• **WORK INSTRUCTIONS**:
In the entries below, identify every line with the string "REDE" and copy it.

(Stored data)
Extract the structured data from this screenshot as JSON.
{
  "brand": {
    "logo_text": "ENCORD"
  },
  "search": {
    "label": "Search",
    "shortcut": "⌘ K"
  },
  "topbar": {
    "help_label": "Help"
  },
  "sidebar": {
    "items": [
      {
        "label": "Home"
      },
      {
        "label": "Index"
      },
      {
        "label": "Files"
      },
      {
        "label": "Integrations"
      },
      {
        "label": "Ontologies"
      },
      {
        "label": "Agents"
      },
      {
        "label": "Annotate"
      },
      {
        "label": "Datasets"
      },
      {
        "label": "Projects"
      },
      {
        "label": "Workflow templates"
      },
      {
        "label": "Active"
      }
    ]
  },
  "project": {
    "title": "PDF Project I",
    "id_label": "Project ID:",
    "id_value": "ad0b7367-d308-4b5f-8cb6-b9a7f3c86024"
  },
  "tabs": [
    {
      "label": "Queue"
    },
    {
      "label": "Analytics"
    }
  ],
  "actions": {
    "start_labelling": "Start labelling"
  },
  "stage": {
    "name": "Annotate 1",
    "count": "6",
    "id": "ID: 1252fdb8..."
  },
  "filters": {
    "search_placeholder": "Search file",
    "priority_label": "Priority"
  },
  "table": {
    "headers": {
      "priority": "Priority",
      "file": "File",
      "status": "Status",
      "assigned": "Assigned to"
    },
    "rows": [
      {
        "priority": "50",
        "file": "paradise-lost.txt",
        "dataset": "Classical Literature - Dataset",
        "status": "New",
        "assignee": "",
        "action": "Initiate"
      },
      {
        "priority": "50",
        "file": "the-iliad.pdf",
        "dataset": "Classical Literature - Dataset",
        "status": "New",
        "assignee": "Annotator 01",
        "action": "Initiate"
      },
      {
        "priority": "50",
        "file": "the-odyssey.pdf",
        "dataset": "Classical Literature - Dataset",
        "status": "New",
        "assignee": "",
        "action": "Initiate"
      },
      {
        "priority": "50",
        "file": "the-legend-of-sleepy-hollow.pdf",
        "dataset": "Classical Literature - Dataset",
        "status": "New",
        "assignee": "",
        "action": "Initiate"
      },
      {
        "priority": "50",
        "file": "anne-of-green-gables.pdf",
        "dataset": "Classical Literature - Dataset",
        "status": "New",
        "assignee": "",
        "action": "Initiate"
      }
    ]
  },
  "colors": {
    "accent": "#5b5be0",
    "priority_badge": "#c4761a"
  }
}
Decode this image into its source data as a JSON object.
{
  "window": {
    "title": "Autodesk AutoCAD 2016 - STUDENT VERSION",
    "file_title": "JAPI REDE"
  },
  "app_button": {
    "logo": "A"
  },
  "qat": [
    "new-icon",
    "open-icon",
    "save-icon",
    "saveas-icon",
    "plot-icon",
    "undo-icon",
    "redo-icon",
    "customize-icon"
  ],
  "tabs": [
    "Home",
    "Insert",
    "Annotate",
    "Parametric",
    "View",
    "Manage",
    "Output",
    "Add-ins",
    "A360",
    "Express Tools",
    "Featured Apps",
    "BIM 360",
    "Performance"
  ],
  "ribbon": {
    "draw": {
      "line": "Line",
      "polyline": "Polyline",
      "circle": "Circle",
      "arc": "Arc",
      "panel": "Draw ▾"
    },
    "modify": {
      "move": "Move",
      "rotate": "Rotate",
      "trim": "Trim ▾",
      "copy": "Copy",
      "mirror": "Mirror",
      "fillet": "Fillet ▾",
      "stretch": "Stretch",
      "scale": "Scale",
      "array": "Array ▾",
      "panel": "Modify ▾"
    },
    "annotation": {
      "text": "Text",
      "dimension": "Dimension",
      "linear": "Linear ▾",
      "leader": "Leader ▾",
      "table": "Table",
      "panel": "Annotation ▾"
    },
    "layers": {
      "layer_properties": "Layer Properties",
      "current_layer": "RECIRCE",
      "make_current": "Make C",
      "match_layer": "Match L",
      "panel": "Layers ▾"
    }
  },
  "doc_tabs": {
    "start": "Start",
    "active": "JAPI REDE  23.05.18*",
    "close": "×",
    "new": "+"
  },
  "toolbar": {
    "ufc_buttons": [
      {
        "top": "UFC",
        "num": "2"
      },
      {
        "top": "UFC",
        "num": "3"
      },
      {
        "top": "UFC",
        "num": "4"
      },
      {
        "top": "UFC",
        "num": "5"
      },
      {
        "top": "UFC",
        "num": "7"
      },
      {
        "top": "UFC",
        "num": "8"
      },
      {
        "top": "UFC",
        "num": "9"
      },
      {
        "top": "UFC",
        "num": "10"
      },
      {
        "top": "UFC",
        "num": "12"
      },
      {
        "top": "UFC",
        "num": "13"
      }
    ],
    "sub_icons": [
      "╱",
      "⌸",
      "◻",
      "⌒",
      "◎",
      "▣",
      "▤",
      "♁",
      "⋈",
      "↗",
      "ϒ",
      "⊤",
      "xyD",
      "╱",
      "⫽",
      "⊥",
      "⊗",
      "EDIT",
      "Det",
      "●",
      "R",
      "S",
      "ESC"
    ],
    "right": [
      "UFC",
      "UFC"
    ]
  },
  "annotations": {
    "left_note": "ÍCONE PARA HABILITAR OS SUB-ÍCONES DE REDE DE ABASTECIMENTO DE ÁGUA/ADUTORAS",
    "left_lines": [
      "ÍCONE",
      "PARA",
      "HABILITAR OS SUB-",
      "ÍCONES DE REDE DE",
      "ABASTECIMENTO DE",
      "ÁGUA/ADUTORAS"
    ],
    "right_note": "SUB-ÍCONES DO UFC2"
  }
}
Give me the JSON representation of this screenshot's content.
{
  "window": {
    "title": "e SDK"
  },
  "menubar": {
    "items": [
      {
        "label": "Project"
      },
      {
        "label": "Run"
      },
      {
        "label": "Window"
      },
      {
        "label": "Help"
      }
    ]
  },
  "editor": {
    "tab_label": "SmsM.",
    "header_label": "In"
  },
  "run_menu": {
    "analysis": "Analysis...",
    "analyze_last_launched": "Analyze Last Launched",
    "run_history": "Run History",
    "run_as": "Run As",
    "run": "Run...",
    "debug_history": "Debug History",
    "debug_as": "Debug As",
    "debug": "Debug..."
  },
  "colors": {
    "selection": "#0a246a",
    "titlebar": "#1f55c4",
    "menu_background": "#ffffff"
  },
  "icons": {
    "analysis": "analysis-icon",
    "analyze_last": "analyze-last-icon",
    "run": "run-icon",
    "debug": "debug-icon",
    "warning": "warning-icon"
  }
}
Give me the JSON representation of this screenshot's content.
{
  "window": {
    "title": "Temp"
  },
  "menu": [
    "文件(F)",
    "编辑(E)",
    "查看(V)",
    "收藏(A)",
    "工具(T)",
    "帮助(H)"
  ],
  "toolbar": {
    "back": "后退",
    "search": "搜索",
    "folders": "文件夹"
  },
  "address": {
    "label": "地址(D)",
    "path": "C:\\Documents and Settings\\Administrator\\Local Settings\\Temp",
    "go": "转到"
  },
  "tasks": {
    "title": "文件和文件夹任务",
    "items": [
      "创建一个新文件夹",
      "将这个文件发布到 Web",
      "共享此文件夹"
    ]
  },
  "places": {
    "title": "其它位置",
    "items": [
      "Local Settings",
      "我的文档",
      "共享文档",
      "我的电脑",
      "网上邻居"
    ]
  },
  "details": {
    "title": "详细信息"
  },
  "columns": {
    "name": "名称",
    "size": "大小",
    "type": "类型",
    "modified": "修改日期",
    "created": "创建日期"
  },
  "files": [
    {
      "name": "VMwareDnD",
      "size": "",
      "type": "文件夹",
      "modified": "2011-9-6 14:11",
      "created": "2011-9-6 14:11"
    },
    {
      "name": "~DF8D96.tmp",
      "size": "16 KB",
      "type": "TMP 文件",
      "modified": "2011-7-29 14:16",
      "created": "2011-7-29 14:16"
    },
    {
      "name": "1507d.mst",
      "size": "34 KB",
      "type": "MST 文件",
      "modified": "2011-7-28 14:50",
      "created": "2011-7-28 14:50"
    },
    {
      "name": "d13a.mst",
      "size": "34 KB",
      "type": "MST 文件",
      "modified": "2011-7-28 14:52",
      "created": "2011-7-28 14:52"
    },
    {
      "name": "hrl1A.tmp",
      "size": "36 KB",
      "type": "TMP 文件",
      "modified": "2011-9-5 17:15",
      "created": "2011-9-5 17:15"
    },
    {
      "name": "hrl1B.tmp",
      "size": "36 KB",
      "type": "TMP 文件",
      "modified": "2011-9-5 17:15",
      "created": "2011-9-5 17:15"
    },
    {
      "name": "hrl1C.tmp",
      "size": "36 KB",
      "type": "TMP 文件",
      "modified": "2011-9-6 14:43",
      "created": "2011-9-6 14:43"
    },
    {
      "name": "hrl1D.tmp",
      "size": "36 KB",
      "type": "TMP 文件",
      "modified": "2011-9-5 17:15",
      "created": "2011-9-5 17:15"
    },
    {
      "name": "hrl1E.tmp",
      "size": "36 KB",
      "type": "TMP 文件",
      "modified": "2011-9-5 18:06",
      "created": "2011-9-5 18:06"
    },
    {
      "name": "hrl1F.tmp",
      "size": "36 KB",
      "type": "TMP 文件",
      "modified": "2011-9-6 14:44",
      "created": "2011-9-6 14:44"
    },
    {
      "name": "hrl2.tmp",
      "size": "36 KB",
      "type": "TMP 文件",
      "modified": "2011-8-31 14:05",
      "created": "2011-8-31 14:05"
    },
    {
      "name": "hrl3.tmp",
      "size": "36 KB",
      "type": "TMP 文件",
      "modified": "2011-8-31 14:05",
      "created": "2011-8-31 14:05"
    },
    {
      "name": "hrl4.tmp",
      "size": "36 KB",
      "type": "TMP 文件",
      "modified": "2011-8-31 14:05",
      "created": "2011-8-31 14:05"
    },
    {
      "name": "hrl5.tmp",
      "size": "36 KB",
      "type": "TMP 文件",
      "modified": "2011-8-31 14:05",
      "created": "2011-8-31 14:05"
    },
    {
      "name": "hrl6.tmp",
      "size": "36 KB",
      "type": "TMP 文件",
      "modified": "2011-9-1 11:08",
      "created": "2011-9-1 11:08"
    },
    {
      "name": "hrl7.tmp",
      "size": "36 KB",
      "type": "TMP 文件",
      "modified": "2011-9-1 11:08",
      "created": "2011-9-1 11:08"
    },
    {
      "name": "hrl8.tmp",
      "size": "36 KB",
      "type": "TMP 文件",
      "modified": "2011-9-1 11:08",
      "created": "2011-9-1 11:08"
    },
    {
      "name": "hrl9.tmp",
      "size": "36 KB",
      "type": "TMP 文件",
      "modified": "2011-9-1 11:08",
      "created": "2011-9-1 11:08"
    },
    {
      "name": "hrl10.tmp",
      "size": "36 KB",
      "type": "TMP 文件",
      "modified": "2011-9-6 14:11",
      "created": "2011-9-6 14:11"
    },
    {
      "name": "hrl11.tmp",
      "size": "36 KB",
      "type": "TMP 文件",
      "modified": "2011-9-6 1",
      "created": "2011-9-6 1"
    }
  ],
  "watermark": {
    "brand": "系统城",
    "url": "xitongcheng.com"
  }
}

• **CORRECT ANSWER**:
    "file_title": "JAPI REDE"
    "active": "JAPI REDE  23.05.18*",
    "left_note": "ÍCONE PARA HABILITAR OS SUB-ÍCONES DE REDE DE ABASTECIMENTO DE ÁGUA/ADUTORAS",
      "ÍCONES DE REDE DE",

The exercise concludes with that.